[Extracted data entries]
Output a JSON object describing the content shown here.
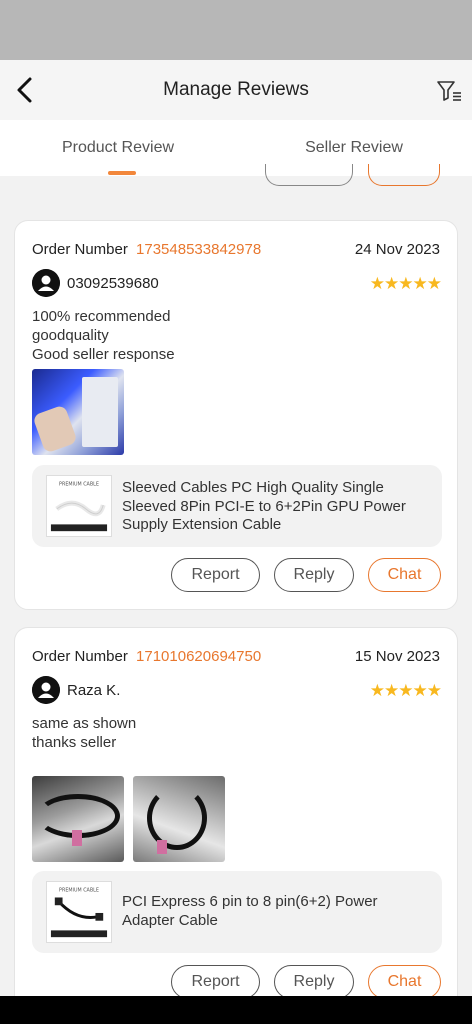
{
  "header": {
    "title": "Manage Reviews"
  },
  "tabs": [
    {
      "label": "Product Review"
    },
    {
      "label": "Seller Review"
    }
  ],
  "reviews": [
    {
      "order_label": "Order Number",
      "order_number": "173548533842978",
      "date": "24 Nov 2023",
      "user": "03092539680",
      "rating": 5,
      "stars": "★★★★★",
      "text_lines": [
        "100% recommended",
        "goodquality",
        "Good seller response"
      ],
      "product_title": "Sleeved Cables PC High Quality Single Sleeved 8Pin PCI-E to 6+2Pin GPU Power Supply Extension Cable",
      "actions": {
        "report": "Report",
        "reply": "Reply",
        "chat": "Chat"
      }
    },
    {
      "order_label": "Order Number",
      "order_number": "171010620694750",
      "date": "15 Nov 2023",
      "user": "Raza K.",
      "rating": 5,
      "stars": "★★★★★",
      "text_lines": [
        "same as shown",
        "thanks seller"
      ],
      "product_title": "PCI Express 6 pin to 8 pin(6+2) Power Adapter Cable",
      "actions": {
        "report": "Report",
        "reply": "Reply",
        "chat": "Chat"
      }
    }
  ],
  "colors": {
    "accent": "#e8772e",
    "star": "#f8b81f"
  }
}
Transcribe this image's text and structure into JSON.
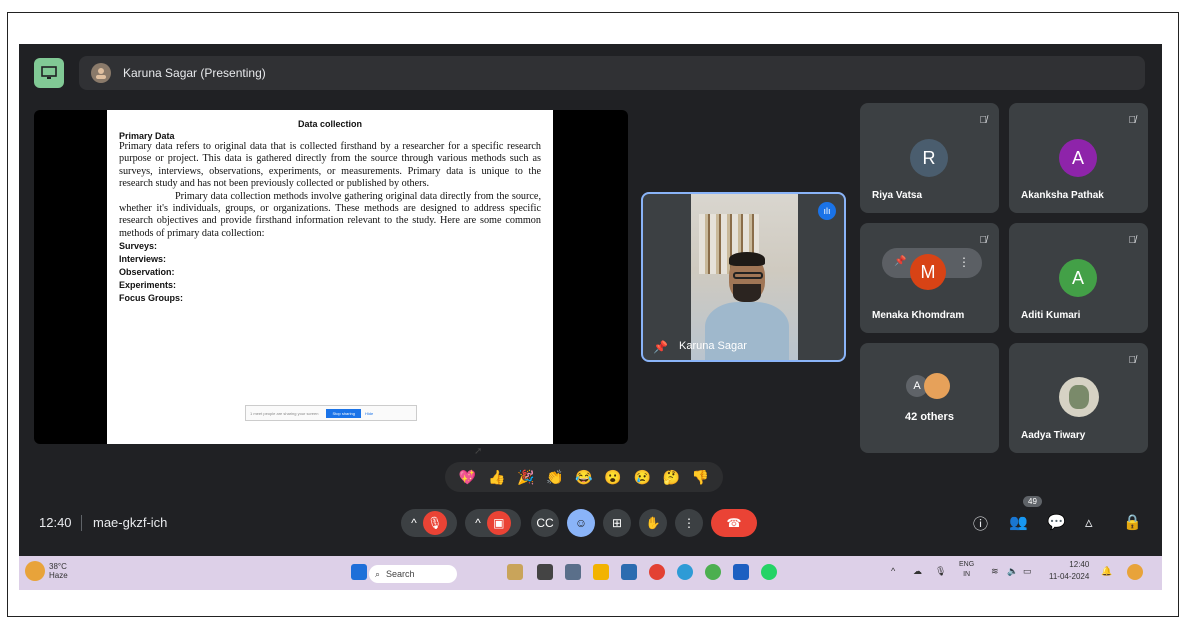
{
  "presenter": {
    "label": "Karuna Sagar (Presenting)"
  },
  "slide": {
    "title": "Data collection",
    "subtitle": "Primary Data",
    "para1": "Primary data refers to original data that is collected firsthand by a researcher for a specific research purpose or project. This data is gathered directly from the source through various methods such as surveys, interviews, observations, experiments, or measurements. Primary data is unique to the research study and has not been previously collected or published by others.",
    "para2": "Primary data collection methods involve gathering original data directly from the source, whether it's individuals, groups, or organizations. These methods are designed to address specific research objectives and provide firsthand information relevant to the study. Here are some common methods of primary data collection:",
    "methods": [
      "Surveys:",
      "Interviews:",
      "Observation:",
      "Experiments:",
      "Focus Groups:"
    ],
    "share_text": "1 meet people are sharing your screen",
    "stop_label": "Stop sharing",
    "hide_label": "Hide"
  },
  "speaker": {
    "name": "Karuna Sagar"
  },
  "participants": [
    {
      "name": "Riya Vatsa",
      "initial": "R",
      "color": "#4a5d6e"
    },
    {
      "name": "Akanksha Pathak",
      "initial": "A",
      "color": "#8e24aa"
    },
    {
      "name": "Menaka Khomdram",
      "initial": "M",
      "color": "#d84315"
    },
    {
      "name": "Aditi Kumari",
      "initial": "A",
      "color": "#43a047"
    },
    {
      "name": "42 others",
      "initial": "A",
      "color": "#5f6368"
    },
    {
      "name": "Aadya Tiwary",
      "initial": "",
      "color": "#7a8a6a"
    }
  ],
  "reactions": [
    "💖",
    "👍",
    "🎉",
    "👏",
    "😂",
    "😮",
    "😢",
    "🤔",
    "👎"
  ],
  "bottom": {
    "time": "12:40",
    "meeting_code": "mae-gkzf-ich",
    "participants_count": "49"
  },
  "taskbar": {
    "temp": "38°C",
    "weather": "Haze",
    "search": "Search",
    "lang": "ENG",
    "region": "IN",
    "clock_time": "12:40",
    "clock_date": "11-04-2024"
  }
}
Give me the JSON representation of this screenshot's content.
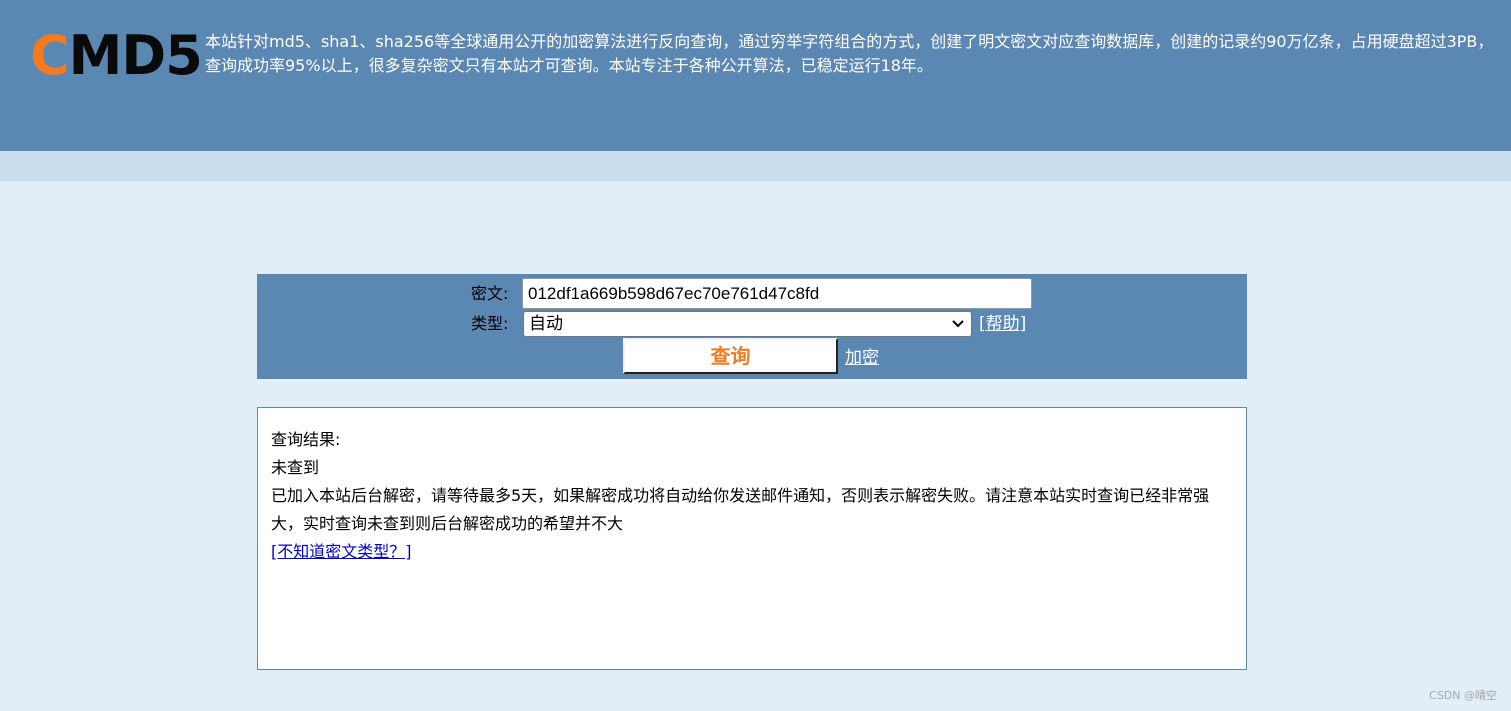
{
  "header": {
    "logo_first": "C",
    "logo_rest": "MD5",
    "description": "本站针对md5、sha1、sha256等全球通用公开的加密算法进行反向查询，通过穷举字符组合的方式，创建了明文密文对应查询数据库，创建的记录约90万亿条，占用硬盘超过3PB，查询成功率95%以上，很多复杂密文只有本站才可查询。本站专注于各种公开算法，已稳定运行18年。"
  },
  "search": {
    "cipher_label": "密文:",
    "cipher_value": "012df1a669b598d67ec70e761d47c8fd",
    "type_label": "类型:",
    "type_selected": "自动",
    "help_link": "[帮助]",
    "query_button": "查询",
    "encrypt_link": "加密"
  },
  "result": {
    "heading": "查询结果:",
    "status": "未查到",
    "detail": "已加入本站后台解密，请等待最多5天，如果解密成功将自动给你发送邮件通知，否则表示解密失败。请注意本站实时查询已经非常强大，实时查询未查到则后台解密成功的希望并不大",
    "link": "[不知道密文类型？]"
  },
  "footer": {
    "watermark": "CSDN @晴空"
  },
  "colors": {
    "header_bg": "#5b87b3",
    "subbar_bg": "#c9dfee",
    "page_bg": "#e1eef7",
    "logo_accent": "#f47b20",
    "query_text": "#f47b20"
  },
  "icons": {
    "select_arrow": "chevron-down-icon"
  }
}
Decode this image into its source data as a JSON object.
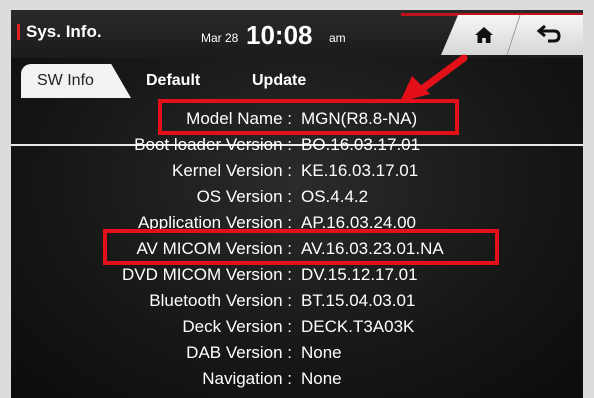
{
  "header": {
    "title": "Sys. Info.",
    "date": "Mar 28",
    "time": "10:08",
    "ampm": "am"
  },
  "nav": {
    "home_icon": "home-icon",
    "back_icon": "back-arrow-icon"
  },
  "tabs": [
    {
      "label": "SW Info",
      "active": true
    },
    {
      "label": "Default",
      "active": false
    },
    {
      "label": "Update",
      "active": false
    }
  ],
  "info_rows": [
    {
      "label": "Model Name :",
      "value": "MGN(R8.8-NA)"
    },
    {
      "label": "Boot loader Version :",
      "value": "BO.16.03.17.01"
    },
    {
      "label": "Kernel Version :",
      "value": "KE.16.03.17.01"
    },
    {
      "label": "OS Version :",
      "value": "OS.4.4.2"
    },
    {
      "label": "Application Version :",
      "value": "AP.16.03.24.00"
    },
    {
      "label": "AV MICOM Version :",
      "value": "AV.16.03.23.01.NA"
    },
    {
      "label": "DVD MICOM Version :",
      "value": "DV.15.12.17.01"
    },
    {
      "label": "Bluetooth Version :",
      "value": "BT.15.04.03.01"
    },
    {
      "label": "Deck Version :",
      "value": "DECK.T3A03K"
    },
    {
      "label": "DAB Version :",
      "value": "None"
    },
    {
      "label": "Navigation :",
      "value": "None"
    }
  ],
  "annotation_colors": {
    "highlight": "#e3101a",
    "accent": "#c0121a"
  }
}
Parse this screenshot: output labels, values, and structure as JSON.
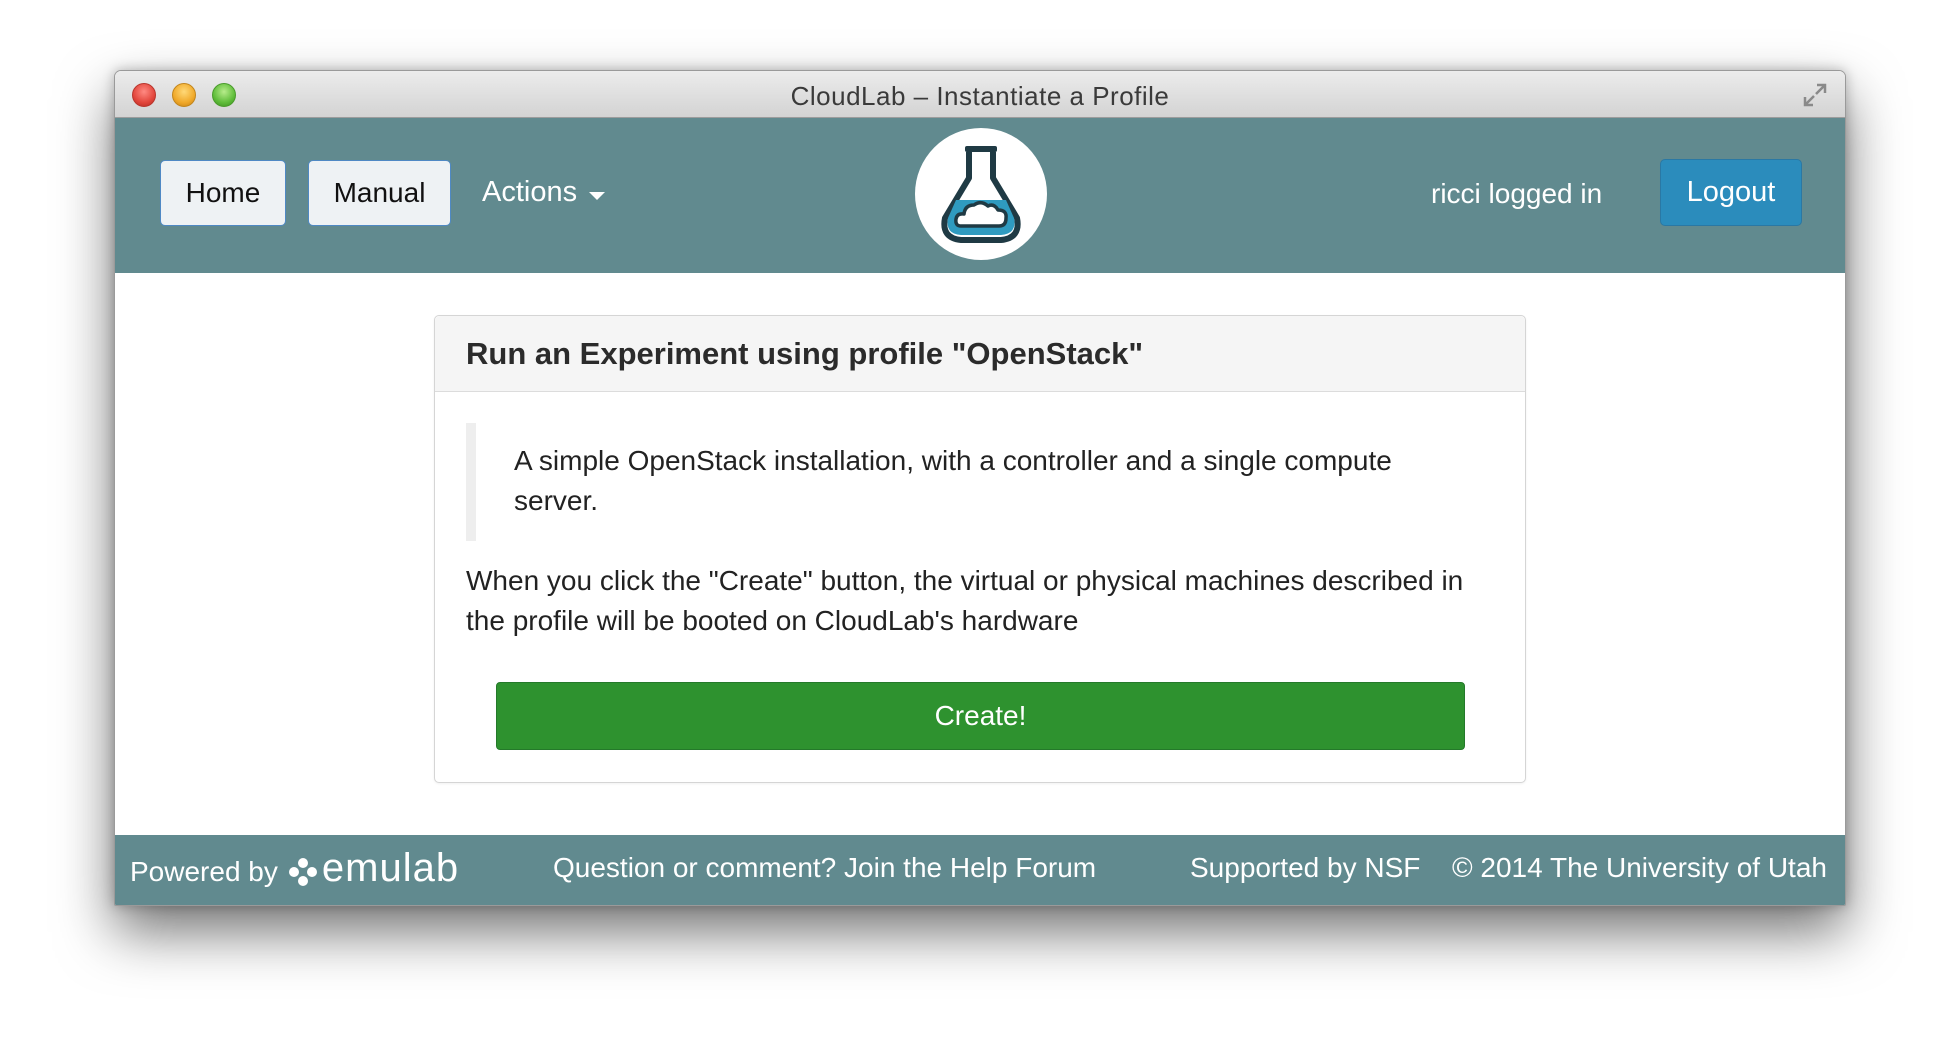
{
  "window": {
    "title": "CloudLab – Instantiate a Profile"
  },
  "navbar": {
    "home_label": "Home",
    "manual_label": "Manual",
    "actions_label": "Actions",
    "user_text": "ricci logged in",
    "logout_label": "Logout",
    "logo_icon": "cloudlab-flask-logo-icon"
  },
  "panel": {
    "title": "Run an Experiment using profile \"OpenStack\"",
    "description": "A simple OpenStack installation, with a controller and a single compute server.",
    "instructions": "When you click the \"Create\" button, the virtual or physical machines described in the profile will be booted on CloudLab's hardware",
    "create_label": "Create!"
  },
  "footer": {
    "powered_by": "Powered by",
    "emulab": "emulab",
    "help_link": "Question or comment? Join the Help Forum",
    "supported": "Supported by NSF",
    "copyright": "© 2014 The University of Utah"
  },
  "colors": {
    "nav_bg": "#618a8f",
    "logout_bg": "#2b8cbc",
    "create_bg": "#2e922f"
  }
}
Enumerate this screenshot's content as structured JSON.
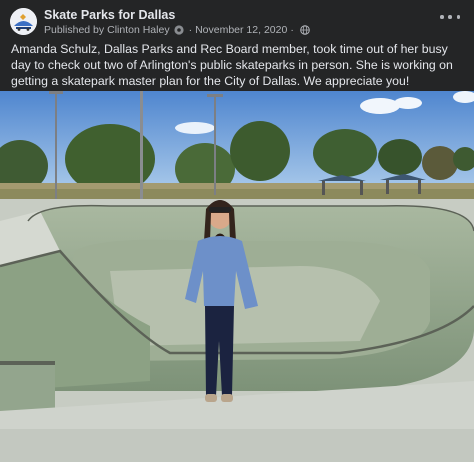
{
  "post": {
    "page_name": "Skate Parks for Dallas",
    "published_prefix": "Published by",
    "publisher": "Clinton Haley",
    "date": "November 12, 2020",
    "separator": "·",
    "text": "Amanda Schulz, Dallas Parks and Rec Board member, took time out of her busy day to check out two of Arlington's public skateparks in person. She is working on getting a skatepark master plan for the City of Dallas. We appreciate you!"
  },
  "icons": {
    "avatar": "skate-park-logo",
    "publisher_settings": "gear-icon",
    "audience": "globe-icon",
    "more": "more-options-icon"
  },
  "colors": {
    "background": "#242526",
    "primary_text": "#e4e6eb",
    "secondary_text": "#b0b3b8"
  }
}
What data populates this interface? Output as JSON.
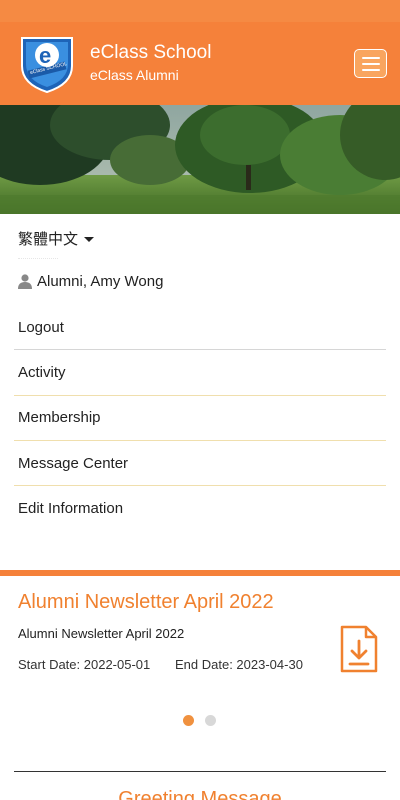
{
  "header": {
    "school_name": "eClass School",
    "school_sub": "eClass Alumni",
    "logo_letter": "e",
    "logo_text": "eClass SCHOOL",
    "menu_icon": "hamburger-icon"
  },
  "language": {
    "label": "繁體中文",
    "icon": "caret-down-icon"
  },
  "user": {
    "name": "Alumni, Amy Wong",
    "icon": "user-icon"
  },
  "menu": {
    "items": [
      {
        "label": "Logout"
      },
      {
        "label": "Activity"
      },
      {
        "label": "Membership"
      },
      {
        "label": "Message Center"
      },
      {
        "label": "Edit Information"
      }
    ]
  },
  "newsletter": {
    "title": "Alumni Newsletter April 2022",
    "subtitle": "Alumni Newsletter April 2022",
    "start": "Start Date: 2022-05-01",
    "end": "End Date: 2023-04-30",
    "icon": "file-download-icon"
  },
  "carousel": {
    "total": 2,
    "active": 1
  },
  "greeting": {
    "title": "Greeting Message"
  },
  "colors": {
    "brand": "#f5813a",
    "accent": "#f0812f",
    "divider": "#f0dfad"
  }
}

**GIVEN EXERCISE:**
Find every line above that contains the word "Sagar", and return each one.

**EXERCISE OUTPUT:**
    "label": "Karuna Sagar (Presenting)"
    "name": "Karuna Sagar"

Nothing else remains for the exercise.